* [The request] Omit the pictures, then reproduce every remaining record exactly.
— START Input for this task —
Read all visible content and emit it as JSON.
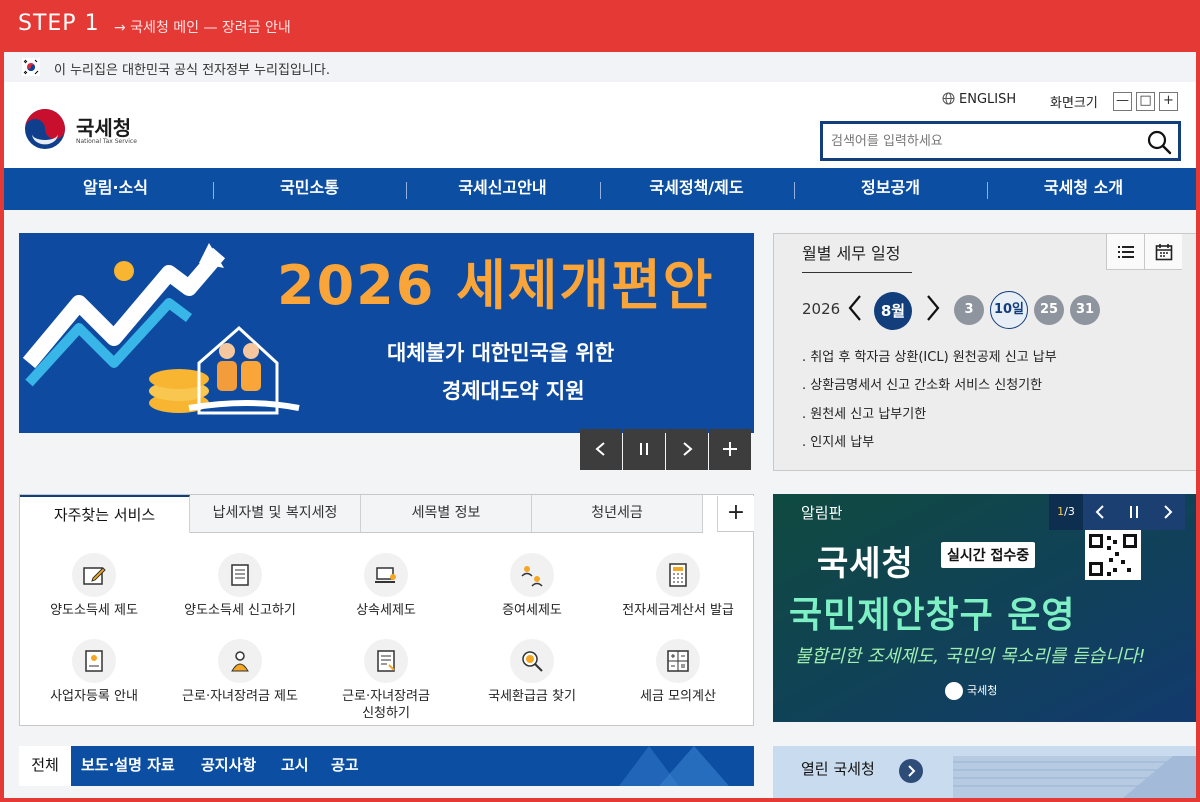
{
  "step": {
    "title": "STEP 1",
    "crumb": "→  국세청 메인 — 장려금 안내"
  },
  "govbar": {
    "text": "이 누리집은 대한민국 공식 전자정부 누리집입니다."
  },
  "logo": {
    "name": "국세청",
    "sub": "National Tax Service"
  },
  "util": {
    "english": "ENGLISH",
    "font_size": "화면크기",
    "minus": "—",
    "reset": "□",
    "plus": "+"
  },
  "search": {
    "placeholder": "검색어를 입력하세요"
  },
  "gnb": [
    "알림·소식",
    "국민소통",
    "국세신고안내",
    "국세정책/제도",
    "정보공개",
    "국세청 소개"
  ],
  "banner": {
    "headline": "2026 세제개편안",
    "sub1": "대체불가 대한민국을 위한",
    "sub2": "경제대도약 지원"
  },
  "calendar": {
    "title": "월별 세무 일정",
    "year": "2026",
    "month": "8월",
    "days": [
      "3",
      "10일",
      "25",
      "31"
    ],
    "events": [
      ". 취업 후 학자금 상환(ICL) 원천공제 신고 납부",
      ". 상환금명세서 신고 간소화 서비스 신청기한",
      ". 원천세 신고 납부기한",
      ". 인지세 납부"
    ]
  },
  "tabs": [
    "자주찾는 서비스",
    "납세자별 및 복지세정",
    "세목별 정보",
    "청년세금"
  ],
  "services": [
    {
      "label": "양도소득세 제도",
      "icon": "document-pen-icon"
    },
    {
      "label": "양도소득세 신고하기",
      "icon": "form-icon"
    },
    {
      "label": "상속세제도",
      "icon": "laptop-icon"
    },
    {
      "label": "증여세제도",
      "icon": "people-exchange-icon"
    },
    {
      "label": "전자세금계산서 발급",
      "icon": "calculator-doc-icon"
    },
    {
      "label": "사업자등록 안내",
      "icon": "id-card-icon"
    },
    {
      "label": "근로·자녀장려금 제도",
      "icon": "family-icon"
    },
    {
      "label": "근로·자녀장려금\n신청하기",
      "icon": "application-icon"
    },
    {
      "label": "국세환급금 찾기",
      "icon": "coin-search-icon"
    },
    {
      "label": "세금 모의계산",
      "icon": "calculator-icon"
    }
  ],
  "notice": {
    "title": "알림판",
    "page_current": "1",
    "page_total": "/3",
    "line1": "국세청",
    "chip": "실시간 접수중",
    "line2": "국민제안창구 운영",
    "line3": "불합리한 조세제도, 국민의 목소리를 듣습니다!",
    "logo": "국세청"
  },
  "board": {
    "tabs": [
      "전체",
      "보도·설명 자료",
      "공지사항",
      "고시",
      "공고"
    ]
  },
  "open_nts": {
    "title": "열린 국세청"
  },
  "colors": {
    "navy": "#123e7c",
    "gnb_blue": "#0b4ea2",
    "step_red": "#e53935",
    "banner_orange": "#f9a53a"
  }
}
— END Input for this task —
* [Answer for this exercise]
Read all visible content and emit it as JSON.
{
  "step": {
    "title": "STEP 1",
    "crumb": "→  국세청 메인 — 장려금 안내"
  },
  "govbar": {
    "text": "이 누리집은 대한민국 공식 전자정부 누리집입니다."
  },
  "logo": {
    "name": "국세청",
    "sub": "National Tax Service"
  },
  "util": {
    "english": "ENGLISH",
    "font_size": "화면크기",
    "minus": "—",
    "reset": "□",
    "plus": "+"
  },
  "search": {
    "placeholder": "검색어를 입력하세요"
  },
  "gnb": [
    "알림·소식",
    "국민소통",
    "국세신고안내",
    "국세정책/제도",
    "정보공개",
    "국세청 소개"
  ],
  "banner": {
    "headline": "2026 세제개편안",
    "sub1": "대체불가 대한민국을 위한",
    "sub2": "경제대도약 지원"
  },
  "calendar": {
    "title": "월별 세무 일정",
    "year": "2026",
    "month": "8월",
    "days": [
      "3",
      "10일",
      "25",
      "31"
    ],
    "events": [
      ". 취업 후 학자금 상환(ICL) 원천공제 신고 납부",
      ". 상환금명세서 신고 간소화 서비스 신청기한",
      ". 원천세 신고 납부기한",
      ". 인지세 납부"
    ]
  },
  "tabs": [
    "자주찾는 서비스",
    "납세자별 및 복지세정",
    "세목별 정보",
    "청년세금"
  ],
  "services": [
    {
      "label": "양도소득세 제도",
      "icon": "document-pen-icon"
    },
    {
      "label": "양도소득세 신고하기",
      "icon": "form-icon"
    },
    {
      "label": "상속세제도",
      "icon": "laptop-icon"
    },
    {
      "label": "증여세제도",
      "icon": "people-exchange-icon"
    },
    {
      "label": "전자세금계산서 발급",
      "icon": "calculator-doc-icon"
    },
    {
      "label": "사업자등록 안내",
      "icon": "id-card-icon"
    },
    {
      "label": "근로·자녀장려금 제도",
      "icon": "family-icon"
    },
    {
      "label": "근로·자녀장려금\n신청하기",
      "icon": "application-icon"
    },
    {
      "label": "국세환급금 찾기",
      "icon": "coin-search-icon"
    },
    {
      "label": "세금 모의계산",
      "icon": "calculator-icon"
    }
  ],
  "notice": {
    "title": "알림판",
    "page_current": "1",
    "page_total": "/3",
    "line1": "국세청",
    "chip": "실시간 접수중",
    "line2": "국민제안창구 운영",
    "line3": "불합리한 조세제도, 국민의 목소리를 듣습니다!",
    "logo": "국세청"
  },
  "board": {
    "tabs": [
      "전체",
      "보도·설명 자료",
      "공지사항",
      "고시",
      "공고"
    ]
  },
  "open_nts": {
    "title": "열린 국세청"
  },
  "colors": {
    "navy": "#123e7c",
    "gnb_blue": "#0b4ea2",
    "step_red": "#e53935",
    "banner_orange": "#f9a53a"
  }
}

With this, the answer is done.